== SHORT EXERCISE 1 ==
Do these statements agree with the article below on the San Diego State University music collection dispute? (a) The archive is valued at $1 million. (b) According to the Dijkstras, the school asked them for $500,000 a year after the agreement was signed. (c) The collection holds more than 50,000 albums. Answer yes or no for each, quoting the deciding words of the article.

== EXCERPTED TEXT ==
::::
Couple claims ‘donor abuse’ in dispute with San Diego State University over rare music collection

SAN DIEGO — A plan to make San Diego State University the home of a prized collection of music recordings has fallen apart due to a dispute in which the archive’s owners and campus executives are accusing each other of deceit and disrespect.

Del Mar philanthropists Bram and Sandra Dijkstra said SDSU reneged on a signed 2020 agreement to accept The John Coltrane Memorial Black Music Archive after they refused the school’s request — a year after the agreement was signed — for $500,000 to further support the project.

The archive, valued at $1 million, contains nearly 50,000 rare jazz, blues, gospel, reggae, soul and rhythm-and-blues albums that were primarily recorded by Black artists.

John Szwed, Columbia University’s director of the Center for Jazz Studies emeritus and Yale University’s John M. Musser professor of African American studies, anthropology and film studies emeritus, said the archive represents “one of the major music collections in America, not just in size, but in informed, scholarly curation, and one that singles out the brilliant creation of an art initiated and developed primarily by Black Americans.”

SDSU says that one year after it agreed to accept the collection, “new, high-cost requests were presented” by the Dijkstras.

“Such an occurrence is uncommon, and most nonprofit organizations, including universities, do not accept gifts that incur significant costs,” the school said in a statement released by the office of SDSU President Adela de la Torre.
::::
== RECORDS FOR PROCESSING ==
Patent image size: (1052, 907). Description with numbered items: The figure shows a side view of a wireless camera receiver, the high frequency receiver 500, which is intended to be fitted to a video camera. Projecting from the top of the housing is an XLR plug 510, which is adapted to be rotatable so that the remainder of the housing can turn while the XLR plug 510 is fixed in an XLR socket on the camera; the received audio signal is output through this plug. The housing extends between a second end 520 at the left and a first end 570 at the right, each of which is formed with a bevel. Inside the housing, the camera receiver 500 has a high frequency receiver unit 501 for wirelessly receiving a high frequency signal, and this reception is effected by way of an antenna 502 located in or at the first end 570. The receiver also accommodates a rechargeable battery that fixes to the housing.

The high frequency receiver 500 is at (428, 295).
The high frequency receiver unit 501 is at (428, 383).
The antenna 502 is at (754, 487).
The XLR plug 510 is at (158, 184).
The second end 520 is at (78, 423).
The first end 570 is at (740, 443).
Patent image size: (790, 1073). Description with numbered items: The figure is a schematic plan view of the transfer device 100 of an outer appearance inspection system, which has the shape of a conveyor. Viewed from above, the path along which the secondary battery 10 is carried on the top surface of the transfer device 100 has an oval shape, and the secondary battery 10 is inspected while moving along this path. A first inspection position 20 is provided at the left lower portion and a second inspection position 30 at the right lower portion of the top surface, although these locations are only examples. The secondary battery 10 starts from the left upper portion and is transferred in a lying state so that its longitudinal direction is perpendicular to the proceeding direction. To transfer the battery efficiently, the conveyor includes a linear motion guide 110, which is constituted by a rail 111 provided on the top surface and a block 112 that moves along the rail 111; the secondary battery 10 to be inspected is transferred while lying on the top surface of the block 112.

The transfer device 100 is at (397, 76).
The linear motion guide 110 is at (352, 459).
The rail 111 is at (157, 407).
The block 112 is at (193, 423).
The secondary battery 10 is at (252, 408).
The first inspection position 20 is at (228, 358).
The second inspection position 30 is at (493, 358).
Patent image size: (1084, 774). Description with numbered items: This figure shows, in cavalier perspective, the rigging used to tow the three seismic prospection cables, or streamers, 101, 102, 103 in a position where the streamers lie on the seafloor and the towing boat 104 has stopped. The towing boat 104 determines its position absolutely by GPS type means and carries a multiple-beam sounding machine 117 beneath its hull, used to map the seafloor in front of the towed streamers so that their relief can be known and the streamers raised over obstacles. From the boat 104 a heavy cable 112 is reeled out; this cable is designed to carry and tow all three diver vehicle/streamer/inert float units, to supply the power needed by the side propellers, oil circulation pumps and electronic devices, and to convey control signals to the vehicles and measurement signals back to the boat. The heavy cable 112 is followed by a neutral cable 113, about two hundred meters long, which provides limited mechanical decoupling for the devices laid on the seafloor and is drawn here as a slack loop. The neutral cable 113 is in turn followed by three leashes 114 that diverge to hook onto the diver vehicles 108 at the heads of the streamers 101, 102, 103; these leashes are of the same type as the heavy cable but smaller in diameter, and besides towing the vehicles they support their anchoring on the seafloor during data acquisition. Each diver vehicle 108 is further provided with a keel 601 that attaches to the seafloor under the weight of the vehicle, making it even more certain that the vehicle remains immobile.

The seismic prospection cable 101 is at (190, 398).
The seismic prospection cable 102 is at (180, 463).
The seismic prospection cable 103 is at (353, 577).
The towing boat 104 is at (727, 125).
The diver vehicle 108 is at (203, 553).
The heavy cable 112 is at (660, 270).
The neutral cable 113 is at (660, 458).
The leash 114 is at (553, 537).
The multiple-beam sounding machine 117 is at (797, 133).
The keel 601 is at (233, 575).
::::
== SHORT EXERCISE 2 ==
Can you extract, word for word, the lines of the listing above from the one containing "Patent image size: (1084, 774)." through the last line of the listing, inclusive?

== EXERCISE SOLUTION 1 ==
(a) Yes: "The archive, valued at $1 million"
(b) Yes: "they refused the school’s request — a year after the agreement was signed — for $500,000"
(c) No: "contains nearly 50,000 rare jazz, blues, gospel, reggae, soul and rhythm-and-blues albums"

== EXERCISE SOLUTION 2 ==
Patent image size: (1084, 774). Description with numbered items: This figure shows, in cavalier perspective, the rigging used to tow the three seismic prospection cables, or streamers, 101, 102, 103 in a position where the streamers lie on the seafloor and the towing boat 104 has stopped. The towing boat 104 determines its position absolutely by GPS type means and carries a multiple-beam sounding machine 117 beneath its hull, used to map the seafloor in front of the towed streamers so that their relief can be known and the streamers raised over obstacles. From the boat 104 a heavy cable 112 is reeled out; this cable is designed to carry and tow all three diver vehicle/streamer/inert float units, to supply the power needed by the side propellers, oil circulation pumps and electronic devices, and to convey control signals to the vehicles and measurement signals back to the boat. The heavy cable 112 is followed by a neutral cable 113, about two hundred meters long, which provides limited mechanical decoupling for the devices laid on the seafloor and is drawn here as a slack loop. The neutral cable 113 is in turn followed by three leashes 114 that diverge to hook onto the diver vehicles 108 at the heads of the streamers 101, 102, 103; these leashes are of the same type as the heavy cable but smaller in diameter, and besides towing the vehicles they support their anchoring on the seafloor during data acquisition. Each diver vehicle 108 is further provided with a keel 601 that attaches to the seafloor under the weight of the vehicle, making it even more certain that the vehicle remains immobile.

The seismic prospection cable 101 is at (190, 398).
The seismic prospection cable 102 is at (180, 463).
The seismic prospection cable 103 is at (353, 577).
The towing boat 104 is at (727, 125).
The diver vehicle 108 is at (203, 553).
The heavy cable 112 is at (660, 270).
The neutral cable 113 is at (660, 458).
The leash 114 is at (553, 537).
The multiple-beam sounding machine 117 is at (797, 133).
The keel 601 is at (233, 575).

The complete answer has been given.